• _TEXTE_:
^^^^^^^^^^^^^^^^

M.-A. S. : Pendant des décennies, on a théorisé le sol comme étant une éponge, que l’on vidait au cours de la culture et que l’on remplissait avec les fertilisants. Cela a eu la vertu de nourrir l’humanité ; c’est indéniable. Mais aujourd’hui, il faut retrouver un sol qui soit fonctionnel. C’est-à-dire qui incorpore la matière organique et nourrit les plantes. Pour cela, il faut des micro-organismes nombreux et variés. Car chaque espèce fonctionne différemment : certaines bactéries oxydent le fer, d’autres l’azote. C’est cela qui joue sur les éléments assimilables.
Quelles sont les actions qu’un viticulteur peut mettre en place pour améliorer la qualité et la durabilité de ses sols ?
M.-A. S : Premièrement, la vigne a besoin d’un sol qui reste en place. Cela veut dire qu’il faut une couverture végétale. Je suis conscient des problèmes de concurrence, mais pourquoi ne pas faire sauter quelques verrous idéologiques en associant enherbement et irrigation là où c’est possible ? Ensuite il faut briser le cercle vicieux du tout intrant, car les engrais et les pesticides sont des causes de mortalité des micro-organismes. Le glyphosate, par exemple, détruit les spores des champignons mycorhiziens. Et plus cette microfaune disparaît, plus la vigne est dépendante des produits qu’on lui apporte. Enfin il faut laisser la matière organique se reconstituer, afin de favoriser l’installation de micro-organismes. Certaines personnes sont convaincues qu’il faut s’inspirer du fonctionnement d’un sol forestier, qui s’autorégule. Pour ma part, je ne suis pas sûr que ce soit la solution.

^^^^^^^^^^^^^^^^

• _CONSIGNE A_: Résumez le texte sur les sols de vigne en deux phrases.
Le texte et les entrées n'ont aucun rapport entre eux.

(Données enregistrées)
^^^^^^^^^^^^^^^^

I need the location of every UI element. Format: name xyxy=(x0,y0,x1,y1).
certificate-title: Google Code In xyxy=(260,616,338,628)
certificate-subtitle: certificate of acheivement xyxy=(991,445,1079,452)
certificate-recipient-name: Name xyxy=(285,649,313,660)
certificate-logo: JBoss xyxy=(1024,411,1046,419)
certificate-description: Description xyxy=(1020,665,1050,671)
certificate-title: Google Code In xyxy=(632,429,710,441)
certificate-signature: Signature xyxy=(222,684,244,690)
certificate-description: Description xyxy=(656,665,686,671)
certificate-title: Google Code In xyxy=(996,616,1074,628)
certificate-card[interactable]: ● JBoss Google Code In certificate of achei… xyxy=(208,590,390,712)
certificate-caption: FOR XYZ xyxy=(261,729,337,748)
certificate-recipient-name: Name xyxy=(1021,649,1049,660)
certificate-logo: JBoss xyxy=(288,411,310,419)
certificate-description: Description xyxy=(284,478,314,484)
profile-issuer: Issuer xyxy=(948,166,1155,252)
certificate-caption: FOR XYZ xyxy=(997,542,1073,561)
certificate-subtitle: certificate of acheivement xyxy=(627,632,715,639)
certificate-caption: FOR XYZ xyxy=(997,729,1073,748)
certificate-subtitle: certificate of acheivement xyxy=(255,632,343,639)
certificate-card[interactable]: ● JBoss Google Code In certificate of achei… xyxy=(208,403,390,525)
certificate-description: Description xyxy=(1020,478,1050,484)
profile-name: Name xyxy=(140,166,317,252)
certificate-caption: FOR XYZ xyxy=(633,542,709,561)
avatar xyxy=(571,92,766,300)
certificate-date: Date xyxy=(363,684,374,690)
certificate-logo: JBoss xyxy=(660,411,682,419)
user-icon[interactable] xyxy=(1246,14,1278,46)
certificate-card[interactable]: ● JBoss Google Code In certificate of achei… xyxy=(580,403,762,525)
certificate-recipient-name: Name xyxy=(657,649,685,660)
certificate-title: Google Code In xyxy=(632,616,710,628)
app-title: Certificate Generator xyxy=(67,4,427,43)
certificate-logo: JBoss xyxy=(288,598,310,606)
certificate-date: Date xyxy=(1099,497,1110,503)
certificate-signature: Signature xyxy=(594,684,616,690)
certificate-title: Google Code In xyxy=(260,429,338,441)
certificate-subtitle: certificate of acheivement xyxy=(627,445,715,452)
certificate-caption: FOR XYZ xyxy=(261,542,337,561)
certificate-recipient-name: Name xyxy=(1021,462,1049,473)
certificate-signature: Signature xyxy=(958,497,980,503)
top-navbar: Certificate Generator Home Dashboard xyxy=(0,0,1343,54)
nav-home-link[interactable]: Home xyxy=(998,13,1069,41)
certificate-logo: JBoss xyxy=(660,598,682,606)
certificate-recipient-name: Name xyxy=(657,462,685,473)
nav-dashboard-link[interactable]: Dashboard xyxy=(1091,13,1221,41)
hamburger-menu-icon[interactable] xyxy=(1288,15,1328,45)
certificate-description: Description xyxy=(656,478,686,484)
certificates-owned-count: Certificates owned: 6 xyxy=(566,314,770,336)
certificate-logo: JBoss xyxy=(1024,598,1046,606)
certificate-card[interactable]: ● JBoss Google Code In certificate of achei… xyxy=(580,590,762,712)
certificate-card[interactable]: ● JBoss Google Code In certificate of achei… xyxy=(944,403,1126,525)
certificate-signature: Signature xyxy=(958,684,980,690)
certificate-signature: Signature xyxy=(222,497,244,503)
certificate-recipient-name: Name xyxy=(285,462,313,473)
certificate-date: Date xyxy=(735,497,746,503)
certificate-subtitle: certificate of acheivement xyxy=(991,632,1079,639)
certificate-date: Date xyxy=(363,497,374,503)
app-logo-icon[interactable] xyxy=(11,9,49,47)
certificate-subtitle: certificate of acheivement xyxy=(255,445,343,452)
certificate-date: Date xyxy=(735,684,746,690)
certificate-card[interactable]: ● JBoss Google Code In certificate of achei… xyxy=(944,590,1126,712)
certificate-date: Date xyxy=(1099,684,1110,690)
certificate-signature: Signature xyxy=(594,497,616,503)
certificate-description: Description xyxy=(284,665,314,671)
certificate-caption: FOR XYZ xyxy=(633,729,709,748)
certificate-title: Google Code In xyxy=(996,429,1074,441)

^^^^^^^^^^^^^^^^

• _CONSIGNE B_: Extrayez des entrées, sans rien y changer, tout ce qui va de la toute première ligne jusqu'à celle qui contient « certificate-signature: Signature xyxy=(958,497,980,503) », cette dernière comprise.

• _RÉPONSE FINALE A_: Longtemps vu comme une éponge qu'on vidait par la culture et qu'on remplissait d'engrais, le sol doit aujourd'hui redevenir fonctionnel, ce qui demande des micro-organismes nombreux et variés. Pour cela, le viticulteur peut garder une couverture végétale, sortir du tout intrant, puisque engrais et pesticides tuent ces micro-organismes, et laisser la matière organique se reconstituer.

• _RÉPONSE FINALE B_:
I need the location of every UI element. Format: name xyxy=(x0,y0,x1,y1).
certificate-title: Google Code In xyxy=(260,616,338,628)
certificate-subtitle: certificate of acheivement xyxy=(991,445,1079,452)
certificate-recipient-name: Name xyxy=(285,649,313,660)
certificate-logo: JBoss xyxy=(1024,411,1046,419)
certificate-description: Description xyxy=(1020,665,1050,671)
certificate-title: Google Code In xyxy=(632,429,710,441)
certificate-signature: Signature xyxy=(222,684,244,690)
certificate-description: Description xyxy=(656,665,686,671)
certificate-title: Google Code In xyxy=(996,616,1074,628)
certificate-card[interactable]: ● JBoss Google Code In certificate of achei… xyxy=(208,590,390,712)
certificate-caption: FOR XYZ xyxy=(261,729,337,748)
certificate-recipient-name: Name xyxy=(1021,649,1049,660)
certificate-logo: JBoss xyxy=(288,411,310,419)
certificate-description: Description xyxy=(284,478,314,484)
profile-issuer: Issuer xyxy=(948,166,1155,252)
certificate-caption: FOR XYZ xyxy=(997,542,1073,561)
certificate-subtitle: certificate of acheivement xyxy=(627,632,715,639)
certificate-caption: FOR XYZ xyxy=(997,729,1073,748)
certificate-subtitle: certificate of acheivement xyxy=(255,632,343,639)
certificate-card[interactable]: ● JBoss Google Code In certificate of achei… xyxy=(208,403,390,525)
certificate-description: Description xyxy=(1020,478,1050,484)
profile-name: Name xyxy=(140,166,317,252)
certificate-caption: FOR XYZ xyxy=(633,542,709,561)
avatar xyxy=(571,92,766,300)
certificate-date: Date xyxy=(363,684,374,690)
certificate-logo: JBoss xyxy=(660,411,682,419)
user-icon[interactable] xyxy=(1246,14,1278,46)
certificate-card[interactable]: ● JBoss Google Code In certificate of achei… xyxy=(580,403,762,525)
certificate-recipient-name: Name xyxy=(657,649,685,660)
certificate-title: Google Code In xyxy=(632,616,710,628)
app-title: Certificate Generator xyxy=(67,4,427,43)
certificate-logo: JBoss xyxy=(288,598,310,606)
certificate-date: Date xyxy=(1099,497,1110,503)
certificate-signature: Signature xyxy=(594,684,616,690)
certificate-title: Google Code In xyxy=(260,429,338,441)
certificate-subtitle: certificate of acheivement xyxy=(627,445,715,452)
certificate-caption: FOR XYZ xyxy=(261,542,337,561)
certificate-recipient-name: Name xyxy=(1021,462,1049,473)
certificate-signature: Signature xyxy=(958,497,980,503)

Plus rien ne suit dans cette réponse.